[Data tied to figure images]
──────────────────────────────
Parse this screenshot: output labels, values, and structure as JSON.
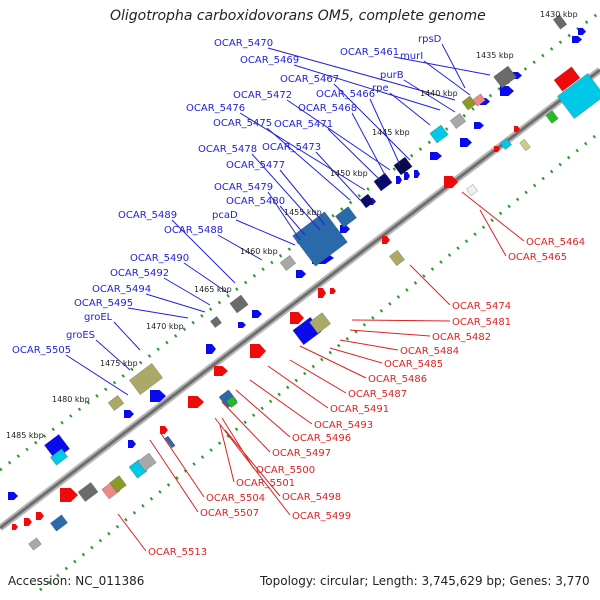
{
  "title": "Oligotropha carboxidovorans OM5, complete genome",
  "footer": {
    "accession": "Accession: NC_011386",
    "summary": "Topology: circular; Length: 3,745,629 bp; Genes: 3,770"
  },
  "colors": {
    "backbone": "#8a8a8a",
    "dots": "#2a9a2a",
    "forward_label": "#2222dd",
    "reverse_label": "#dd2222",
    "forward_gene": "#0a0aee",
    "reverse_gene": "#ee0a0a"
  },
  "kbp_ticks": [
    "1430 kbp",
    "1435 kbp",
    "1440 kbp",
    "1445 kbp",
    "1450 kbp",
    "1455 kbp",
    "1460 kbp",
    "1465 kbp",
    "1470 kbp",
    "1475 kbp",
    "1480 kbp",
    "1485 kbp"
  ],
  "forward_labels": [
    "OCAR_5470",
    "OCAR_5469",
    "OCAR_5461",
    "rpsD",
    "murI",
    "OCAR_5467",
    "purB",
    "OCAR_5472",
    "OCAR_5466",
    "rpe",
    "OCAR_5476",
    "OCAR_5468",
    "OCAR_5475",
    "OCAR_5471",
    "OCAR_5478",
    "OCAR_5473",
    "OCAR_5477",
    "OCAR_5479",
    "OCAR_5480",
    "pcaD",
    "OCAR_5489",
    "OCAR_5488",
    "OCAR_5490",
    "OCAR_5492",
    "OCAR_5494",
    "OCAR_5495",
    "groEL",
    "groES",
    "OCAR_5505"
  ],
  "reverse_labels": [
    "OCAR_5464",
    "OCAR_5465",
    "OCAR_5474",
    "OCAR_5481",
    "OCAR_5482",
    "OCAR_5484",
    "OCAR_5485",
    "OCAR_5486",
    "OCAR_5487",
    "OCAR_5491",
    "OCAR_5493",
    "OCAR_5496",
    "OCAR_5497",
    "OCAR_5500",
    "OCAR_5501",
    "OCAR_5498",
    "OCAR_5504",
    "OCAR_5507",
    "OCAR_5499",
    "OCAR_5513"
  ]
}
──────────────────────────────
#### TASK STATEMENT:
Copy each entry exactly as written. Images should not appear in the copy.

#### TASK ANSWER:
Parse this screenshot: output labels, values, and structure as JSON.
{
  "title": "Oligotropha carboxidovorans OM5, complete genome",
  "footer": {
    "accession": "Accession: NC_011386",
    "summary": "Topology: circular; Length: 3,745,629 bp; Genes: 3,770"
  },
  "colors": {
    "backbone": "#8a8a8a",
    "dots": "#2a9a2a",
    "forward_label": "#2222dd",
    "reverse_label": "#dd2222",
    "forward_gene": "#0a0aee",
    "reverse_gene": "#ee0a0a"
  },
  "kbp_ticks": [
    "1430 kbp",
    "1435 kbp",
    "1440 kbp",
    "1445 kbp",
    "1450 kbp",
    "1455 kbp",
    "1460 kbp",
    "1465 kbp",
    "1470 kbp",
    "1475 kbp",
    "1480 kbp",
    "1485 kbp"
  ],
  "forward_labels": [
    "OCAR_5470",
    "OCAR_5469",
    "OCAR_5461",
    "rpsD",
    "murI",
    "OCAR_5467",
    "purB",
    "OCAR_5472",
    "OCAR_5466",
    "rpe",
    "OCAR_5476",
    "OCAR_5468",
    "OCAR_5475",
    "OCAR_5471",
    "OCAR_5478",
    "OCAR_5473",
    "OCAR_5477",
    "OCAR_5479",
    "OCAR_5480",
    "pcaD",
    "OCAR_5489",
    "OCAR_5488",
    "OCAR_5490",
    "OCAR_5492",
    "OCAR_5494",
    "OCAR_5495",
    "groEL",
    "groES",
    "OCAR_5505"
  ],
  "reverse_labels": [
    "OCAR_5464",
    "OCAR_5465",
    "OCAR_5474",
    "OCAR_5481",
    "OCAR_5482",
    "OCAR_5484",
    "OCAR_5485",
    "OCAR_5486",
    "OCAR_5487",
    "OCAR_5491",
    "OCAR_5493",
    "OCAR_5496",
    "OCAR_5497",
    "OCAR_5500",
    "OCAR_5501",
    "OCAR_5498",
    "OCAR_5504",
    "OCAR_5507",
    "OCAR_5499",
    "OCAR_5513"
  ]
}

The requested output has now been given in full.